++++ RECORDS SHOWN ++++
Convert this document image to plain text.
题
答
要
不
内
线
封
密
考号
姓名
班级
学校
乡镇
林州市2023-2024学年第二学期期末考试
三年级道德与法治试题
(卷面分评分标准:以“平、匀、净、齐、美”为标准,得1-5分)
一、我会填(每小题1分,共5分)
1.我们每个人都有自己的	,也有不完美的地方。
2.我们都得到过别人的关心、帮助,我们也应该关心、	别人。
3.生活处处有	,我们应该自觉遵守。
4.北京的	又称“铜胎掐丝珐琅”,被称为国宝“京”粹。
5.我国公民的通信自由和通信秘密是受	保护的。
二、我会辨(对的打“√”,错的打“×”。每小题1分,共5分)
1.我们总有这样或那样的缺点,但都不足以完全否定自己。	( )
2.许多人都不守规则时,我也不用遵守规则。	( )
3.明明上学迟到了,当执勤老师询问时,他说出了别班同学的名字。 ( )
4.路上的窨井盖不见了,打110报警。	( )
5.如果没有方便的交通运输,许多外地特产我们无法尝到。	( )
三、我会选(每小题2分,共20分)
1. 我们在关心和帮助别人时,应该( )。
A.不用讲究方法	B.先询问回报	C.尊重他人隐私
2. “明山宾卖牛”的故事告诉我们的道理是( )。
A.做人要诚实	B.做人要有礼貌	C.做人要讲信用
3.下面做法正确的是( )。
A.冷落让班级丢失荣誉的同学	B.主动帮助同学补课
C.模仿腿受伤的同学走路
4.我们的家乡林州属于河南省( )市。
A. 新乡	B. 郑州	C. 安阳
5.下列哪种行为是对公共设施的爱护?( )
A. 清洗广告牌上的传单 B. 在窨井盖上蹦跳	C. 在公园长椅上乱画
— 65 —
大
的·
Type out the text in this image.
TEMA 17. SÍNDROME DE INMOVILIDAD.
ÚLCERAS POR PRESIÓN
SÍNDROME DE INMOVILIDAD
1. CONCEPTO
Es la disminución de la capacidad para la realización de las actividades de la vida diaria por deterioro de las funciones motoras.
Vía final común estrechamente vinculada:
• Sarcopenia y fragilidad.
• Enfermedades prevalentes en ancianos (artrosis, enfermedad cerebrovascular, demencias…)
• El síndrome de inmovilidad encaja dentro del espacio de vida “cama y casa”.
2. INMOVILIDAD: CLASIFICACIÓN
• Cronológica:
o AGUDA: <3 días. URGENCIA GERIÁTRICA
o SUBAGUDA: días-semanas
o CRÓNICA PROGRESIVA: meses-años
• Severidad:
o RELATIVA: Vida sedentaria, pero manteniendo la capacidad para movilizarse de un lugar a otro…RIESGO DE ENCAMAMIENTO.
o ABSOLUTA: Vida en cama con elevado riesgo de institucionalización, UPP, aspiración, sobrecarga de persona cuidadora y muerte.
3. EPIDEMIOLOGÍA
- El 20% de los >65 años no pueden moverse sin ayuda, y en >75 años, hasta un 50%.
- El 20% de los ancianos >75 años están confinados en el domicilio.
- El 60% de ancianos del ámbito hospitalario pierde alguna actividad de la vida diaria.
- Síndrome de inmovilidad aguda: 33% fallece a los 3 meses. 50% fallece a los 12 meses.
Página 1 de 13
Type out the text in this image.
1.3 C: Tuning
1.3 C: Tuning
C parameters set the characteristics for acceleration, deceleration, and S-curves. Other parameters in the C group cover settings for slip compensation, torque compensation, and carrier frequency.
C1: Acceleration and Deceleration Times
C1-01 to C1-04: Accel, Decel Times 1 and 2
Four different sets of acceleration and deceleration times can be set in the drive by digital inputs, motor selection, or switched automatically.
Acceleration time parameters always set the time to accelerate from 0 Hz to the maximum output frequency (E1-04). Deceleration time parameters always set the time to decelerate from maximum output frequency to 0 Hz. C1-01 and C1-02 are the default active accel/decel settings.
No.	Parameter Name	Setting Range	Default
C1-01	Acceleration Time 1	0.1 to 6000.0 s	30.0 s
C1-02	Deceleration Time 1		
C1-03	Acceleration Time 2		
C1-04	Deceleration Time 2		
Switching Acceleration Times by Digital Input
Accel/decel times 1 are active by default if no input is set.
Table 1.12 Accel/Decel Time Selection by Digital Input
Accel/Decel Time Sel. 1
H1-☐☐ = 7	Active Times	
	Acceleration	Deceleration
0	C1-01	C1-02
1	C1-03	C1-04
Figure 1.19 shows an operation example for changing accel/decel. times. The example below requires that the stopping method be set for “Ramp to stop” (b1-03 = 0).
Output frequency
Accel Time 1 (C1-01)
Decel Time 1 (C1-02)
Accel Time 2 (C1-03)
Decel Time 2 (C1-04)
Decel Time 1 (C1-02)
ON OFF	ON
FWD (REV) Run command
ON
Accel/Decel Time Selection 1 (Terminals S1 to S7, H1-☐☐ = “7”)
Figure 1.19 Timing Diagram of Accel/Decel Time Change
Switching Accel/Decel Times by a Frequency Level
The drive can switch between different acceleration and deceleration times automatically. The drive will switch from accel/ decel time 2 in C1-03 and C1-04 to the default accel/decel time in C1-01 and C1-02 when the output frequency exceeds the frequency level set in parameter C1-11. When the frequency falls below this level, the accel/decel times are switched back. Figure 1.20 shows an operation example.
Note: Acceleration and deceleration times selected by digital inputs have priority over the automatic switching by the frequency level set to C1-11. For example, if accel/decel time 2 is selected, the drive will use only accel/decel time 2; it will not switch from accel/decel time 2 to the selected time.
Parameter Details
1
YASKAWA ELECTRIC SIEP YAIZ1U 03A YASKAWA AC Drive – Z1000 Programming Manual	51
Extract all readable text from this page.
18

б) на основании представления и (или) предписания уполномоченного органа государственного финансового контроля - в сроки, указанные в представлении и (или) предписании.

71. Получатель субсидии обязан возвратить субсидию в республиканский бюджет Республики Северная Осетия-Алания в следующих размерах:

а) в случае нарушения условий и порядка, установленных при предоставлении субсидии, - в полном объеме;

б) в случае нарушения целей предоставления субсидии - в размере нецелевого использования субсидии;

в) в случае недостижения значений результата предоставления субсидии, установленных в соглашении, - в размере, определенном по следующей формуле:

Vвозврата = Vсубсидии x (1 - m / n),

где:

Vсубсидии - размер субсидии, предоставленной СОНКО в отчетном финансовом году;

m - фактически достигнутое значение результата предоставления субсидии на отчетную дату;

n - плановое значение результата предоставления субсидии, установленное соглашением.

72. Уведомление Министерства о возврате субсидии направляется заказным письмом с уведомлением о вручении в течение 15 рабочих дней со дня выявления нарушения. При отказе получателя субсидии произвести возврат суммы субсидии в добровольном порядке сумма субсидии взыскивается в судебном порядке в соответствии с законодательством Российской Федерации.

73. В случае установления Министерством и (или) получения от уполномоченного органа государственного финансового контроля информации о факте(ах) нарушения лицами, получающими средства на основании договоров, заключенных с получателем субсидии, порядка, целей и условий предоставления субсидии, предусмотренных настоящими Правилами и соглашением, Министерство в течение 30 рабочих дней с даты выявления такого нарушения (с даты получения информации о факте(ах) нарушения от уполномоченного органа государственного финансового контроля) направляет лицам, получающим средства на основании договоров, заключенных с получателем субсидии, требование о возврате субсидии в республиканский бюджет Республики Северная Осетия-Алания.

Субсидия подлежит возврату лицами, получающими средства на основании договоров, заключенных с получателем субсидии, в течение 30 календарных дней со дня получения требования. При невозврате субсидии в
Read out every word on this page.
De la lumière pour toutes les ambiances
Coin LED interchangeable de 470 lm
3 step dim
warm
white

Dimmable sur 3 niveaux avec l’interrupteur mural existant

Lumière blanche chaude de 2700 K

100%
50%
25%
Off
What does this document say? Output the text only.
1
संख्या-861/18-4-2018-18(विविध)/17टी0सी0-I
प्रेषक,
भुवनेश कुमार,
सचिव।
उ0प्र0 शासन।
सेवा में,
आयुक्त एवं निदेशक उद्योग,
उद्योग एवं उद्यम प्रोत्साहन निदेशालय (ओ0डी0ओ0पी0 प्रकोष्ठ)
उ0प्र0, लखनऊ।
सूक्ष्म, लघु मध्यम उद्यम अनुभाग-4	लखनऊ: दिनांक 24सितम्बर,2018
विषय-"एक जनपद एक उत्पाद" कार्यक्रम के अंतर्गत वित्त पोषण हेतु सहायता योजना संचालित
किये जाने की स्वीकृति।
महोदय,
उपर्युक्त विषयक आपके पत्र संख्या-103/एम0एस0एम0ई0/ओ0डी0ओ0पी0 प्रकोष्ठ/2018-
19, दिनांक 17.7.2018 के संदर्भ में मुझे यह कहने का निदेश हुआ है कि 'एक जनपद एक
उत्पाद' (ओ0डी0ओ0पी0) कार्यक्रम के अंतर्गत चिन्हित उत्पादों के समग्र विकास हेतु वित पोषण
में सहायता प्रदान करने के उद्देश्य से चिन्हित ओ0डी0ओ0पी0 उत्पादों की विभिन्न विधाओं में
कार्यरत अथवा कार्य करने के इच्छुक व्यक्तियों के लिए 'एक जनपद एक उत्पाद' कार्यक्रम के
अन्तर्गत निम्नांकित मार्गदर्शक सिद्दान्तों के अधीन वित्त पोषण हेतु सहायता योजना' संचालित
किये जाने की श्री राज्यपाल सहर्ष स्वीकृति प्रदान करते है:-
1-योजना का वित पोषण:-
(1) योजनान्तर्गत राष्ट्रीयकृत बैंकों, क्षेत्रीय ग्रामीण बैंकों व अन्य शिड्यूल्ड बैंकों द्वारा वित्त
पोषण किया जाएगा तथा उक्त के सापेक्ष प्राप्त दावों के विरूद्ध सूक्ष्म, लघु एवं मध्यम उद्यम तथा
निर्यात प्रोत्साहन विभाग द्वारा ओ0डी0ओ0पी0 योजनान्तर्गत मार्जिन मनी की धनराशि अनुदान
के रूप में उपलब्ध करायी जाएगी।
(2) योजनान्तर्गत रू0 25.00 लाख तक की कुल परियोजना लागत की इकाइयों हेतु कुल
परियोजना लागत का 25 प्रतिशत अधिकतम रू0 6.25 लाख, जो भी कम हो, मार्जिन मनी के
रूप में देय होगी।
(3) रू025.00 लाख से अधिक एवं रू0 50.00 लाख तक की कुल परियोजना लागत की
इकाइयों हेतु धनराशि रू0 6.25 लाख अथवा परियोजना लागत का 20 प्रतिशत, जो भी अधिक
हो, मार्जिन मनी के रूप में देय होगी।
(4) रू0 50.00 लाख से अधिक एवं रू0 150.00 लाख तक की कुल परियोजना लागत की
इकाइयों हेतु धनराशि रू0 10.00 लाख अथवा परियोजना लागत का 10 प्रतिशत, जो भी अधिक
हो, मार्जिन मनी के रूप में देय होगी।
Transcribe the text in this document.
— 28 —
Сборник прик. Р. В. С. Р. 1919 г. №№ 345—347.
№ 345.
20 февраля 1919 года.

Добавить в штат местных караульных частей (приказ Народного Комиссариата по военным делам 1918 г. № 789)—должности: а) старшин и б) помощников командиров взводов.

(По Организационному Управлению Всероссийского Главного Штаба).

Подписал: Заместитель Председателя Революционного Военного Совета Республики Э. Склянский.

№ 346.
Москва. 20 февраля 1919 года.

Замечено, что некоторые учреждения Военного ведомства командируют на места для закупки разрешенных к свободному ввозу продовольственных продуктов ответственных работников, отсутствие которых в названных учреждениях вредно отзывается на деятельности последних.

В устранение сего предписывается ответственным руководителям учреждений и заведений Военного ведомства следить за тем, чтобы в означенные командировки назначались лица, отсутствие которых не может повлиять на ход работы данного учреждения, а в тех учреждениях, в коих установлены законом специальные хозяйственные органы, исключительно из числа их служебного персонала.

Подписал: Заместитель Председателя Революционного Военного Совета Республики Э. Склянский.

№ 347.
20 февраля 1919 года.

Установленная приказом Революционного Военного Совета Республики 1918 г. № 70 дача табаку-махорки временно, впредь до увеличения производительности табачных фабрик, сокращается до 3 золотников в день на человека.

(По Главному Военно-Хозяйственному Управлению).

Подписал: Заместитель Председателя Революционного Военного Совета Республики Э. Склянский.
++++
- **DESCRIPTION OF THE TASK**: Copy out each line of the entries that holds "shows".

- **THE COMPLETED TASK**:
Figure 1.19 shows an operation example for changing accel/decel. times. The example below requires that the stopping method be set for “Ramp to stop” (b1-03 = 0).
The drive can switch between different acceleration and deceleration times automatically. The drive will switch from accel/ decel time 2 in C1-03 and C1-04 to the default accel/decel time in C1-01 and C1-02 when the output frequency exceeds the frequency level set in parameter C1-11. When the frequency falls below this level, the accel/decel times are switched back. Figure 1.20 shows an operation example.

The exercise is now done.